* Start RECORD EXCERPTS *
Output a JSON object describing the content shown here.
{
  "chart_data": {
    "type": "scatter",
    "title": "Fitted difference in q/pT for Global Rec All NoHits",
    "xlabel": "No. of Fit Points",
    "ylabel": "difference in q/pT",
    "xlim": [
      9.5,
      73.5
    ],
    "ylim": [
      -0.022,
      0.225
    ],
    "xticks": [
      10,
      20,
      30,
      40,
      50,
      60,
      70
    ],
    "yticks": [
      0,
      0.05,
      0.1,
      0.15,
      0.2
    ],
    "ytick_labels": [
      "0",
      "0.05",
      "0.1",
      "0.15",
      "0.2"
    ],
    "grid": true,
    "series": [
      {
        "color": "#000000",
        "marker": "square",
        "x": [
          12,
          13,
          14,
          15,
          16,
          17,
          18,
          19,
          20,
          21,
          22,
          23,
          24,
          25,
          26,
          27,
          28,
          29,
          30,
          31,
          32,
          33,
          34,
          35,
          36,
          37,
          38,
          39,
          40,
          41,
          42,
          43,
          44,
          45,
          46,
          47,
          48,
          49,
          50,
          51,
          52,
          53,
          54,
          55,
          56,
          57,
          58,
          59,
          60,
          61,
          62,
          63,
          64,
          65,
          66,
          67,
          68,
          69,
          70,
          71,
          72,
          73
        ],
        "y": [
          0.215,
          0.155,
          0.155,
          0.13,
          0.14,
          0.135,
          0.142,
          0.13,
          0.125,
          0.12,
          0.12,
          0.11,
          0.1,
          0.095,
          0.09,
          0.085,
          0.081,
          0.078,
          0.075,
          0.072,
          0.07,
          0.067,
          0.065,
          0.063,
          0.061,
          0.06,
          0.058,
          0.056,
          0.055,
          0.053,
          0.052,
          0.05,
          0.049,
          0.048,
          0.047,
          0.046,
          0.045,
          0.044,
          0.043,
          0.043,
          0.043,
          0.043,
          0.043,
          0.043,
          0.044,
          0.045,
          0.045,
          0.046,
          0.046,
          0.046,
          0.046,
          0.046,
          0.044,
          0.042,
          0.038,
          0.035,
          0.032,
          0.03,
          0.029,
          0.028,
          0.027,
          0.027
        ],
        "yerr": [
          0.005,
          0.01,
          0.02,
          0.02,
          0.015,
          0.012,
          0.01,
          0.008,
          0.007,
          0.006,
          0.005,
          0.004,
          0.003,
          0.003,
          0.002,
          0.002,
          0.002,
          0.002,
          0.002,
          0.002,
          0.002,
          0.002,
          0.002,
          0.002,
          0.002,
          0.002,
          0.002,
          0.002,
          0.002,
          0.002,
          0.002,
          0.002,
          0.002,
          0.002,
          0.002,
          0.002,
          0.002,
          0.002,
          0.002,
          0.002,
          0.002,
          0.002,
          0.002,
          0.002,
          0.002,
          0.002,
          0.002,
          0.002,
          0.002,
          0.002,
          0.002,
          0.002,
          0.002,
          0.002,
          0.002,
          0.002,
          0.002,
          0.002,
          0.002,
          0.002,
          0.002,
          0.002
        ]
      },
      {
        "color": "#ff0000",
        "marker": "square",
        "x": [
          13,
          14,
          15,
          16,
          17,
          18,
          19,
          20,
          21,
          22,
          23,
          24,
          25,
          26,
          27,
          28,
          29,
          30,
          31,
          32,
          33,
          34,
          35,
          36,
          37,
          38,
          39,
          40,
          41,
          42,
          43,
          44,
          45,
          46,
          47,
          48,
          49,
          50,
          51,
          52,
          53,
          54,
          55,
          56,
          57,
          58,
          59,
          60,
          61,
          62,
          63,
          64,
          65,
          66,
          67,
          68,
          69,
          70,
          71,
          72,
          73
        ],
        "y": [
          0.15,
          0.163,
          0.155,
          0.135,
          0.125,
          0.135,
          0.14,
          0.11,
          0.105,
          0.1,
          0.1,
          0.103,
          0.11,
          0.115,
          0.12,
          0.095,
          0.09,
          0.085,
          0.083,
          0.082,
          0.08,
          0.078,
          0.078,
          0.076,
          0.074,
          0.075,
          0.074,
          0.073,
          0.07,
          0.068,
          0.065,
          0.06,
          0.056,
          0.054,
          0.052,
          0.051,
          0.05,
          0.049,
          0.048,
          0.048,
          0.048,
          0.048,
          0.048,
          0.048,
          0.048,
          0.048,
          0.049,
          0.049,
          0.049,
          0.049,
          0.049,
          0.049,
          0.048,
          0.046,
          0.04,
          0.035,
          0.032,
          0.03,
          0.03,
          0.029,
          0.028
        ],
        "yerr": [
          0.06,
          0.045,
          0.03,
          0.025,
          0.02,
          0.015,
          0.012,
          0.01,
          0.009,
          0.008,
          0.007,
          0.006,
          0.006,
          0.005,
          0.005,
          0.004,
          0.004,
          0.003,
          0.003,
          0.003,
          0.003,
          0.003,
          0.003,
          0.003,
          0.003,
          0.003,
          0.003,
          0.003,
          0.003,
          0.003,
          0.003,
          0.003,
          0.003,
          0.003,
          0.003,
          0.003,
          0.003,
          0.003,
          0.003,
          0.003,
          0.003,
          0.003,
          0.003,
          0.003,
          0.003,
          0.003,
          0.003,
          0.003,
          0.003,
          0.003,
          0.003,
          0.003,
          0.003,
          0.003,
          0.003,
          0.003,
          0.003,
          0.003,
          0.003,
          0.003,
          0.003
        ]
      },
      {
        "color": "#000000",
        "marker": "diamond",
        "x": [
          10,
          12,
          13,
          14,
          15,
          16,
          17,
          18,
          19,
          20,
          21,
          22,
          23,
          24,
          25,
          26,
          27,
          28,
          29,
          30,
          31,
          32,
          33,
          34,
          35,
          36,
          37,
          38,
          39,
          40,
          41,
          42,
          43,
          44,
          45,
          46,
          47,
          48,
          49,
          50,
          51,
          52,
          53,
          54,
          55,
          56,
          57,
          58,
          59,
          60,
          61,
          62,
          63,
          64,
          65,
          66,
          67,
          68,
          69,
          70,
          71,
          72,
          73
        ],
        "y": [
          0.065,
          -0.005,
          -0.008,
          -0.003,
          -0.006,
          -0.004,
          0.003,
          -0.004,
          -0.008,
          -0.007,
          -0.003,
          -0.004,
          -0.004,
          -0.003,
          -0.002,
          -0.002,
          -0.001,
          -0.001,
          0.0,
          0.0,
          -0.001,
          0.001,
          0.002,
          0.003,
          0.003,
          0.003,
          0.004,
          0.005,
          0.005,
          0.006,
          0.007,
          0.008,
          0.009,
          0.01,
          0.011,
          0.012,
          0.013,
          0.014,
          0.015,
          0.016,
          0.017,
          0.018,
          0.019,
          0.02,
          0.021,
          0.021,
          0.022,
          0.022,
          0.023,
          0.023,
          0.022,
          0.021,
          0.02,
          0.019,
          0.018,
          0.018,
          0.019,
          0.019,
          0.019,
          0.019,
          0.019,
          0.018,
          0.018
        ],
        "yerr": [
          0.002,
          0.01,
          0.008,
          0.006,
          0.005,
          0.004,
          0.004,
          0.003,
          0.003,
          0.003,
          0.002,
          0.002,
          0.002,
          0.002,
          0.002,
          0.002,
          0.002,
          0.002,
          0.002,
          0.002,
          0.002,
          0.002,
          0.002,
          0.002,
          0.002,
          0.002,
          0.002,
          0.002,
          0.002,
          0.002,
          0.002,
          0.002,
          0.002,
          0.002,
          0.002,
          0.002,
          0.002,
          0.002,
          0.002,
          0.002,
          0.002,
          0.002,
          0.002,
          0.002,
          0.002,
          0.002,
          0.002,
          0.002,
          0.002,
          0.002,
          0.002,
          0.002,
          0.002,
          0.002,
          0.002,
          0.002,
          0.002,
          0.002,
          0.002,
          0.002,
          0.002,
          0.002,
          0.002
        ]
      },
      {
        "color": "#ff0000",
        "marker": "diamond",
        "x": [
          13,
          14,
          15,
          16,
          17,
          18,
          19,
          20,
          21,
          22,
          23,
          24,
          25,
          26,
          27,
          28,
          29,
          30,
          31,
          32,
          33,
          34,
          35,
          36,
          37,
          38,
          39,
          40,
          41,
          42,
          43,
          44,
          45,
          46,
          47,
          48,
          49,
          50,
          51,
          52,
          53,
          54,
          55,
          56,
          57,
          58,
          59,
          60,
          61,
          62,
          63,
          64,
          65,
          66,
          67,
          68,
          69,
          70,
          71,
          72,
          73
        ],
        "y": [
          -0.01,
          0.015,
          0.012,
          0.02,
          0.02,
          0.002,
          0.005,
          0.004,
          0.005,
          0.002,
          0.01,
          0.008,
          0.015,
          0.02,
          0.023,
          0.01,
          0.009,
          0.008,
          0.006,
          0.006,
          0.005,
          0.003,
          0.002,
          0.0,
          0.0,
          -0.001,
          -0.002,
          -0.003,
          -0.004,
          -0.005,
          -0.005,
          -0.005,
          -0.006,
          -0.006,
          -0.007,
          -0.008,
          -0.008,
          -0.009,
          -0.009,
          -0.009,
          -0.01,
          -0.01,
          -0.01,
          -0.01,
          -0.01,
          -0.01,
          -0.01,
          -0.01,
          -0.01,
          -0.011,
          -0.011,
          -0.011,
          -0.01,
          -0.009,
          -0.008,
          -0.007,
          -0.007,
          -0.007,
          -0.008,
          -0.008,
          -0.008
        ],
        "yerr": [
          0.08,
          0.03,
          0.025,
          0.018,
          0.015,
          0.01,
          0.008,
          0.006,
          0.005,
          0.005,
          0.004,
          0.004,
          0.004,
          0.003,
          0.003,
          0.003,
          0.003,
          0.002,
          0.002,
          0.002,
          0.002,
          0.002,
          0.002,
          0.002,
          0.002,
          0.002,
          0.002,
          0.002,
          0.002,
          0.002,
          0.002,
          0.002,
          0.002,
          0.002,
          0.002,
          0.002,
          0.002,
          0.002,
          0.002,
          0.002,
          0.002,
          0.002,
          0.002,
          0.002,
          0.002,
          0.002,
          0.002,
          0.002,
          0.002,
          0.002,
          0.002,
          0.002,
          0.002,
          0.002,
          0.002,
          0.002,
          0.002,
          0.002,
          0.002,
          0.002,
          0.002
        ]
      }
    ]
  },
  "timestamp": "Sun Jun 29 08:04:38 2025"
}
* End RECORD EXCERPTS *
The lines to collect are those holding the string "difference"; copy them all.

    "title": "Fitted difference in q/pT for Global Rec All NoHits",
    "ylabel": "difference in q/pT",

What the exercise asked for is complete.